— Saved entries —
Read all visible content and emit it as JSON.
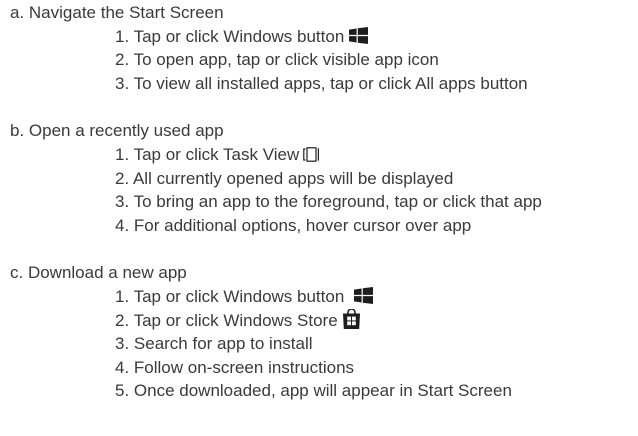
{
  "sections": [
    {
      "title": "a. Navigate the Start Screen",
      "steps": [
        {
          "text": "1. Tap or click Windows button",
          "icon": "windows-logo-icon"
        },
        {
          "text": "2. To open app, tap or click visible app icon"
        },
        {
          "text": "3. To view all installed apps, tap or click All apps button"
        }
      ]
    },
    {
      "title": "b. Open a recently used app",
      "steps": [
        {
          "text": "1. Tap or click Task View",
          "icon": "task-view-icon"
        },
        {
          "text": "2. All currently opened apps will be displayed"
        },
        {
          "text": "3. To bring an app to the foreground, tap or click that app"
        },
        {
          "text": "4. For additional options, hover cursor over app"
        }
      ]
    },
    {
      "title": "c. Download a new app",
      "steps": [
        {
          "text": "1. Tap or click Windows button",
          "icon": "windows-logo-icon"
        },
        {
          "text": "2. Tap or click Windows Store",
          "icon": "windows-store-icon"
        },
        {
          "text": "3. Search for app to install"
        },
        {
          "text": "4. Follow on-screen instructions"
        },
        {
          "text": "5. Once downloaded, app will appear in Start Screen"
        }
      ]
    }
  ],
  "colors": {
    "text": "#3a3a3a",
    "icon": "#1e1e1e"
  }
}
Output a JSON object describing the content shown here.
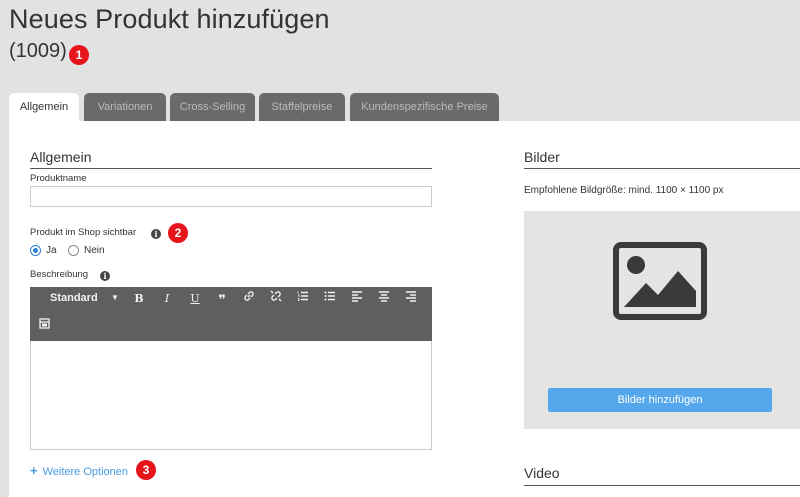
{
  "header": {
    "title": "Neues Produkt hinzufügen",
    "subtitle": "(1009)"
  },
  "markers": [
    "1",
    "2",
    "3"
  ],
  "tabs": [
    {
      "label": "Allgemein",
      "active": true
    },
    {
      "label": "Variationen",
      "active": false
    },
    {
      "label": "Cross-Selling",
      "active": false
    },
    {
      "label": "Staffelpreise",
      "active": false
    },
    {
      "label": "Kundenspezifische Preise",
      "active": false
    }
  ],
  "general": {
    "heading": "Allgemein",
    "product_name_label": "Produktname",
    "product_name_value": "",
    "visibility_label": "Produkt im Shop sichtbar",
    "visibility_options": [
      "Ja",
      "Nein"
    ],
    "visibility_selected": "Ja",
    "description_label": "Beschreibung",
    "editor": {
      "format_select": "Standard",
      "toolbar_buttons": [
        "bold",
        "italic",
        "underline",
        "blockquote",
        "link",
        "unlink",
        "ordered-list",
        "unordered-list",
        "align-left",
        "align-center",
        "align-right",
        "image"
      ]
    },
    "more_options": "Weitere Optionen"
  },
  "images": {
    "heading": "Bilder",
    "hint": "Empfohlene Bildgröße: mind. 1100 × 1100 px",
    "add_button": "Bilder hinzufügen"
  },
  "video": {
    "heading": "Video"
  },
  "colors": {
    "accent": "#55a7ec",
    "marker": "#e8141c",
    "toolbar": "#5f5f5f"
  }
}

— Short problem —
Pull out and copy each line containing the string "apps".

— Full output —
          "text": "3. To view all installed apps, tap or click All apps button"
          "text": "2. All currently opened apps will be displayed"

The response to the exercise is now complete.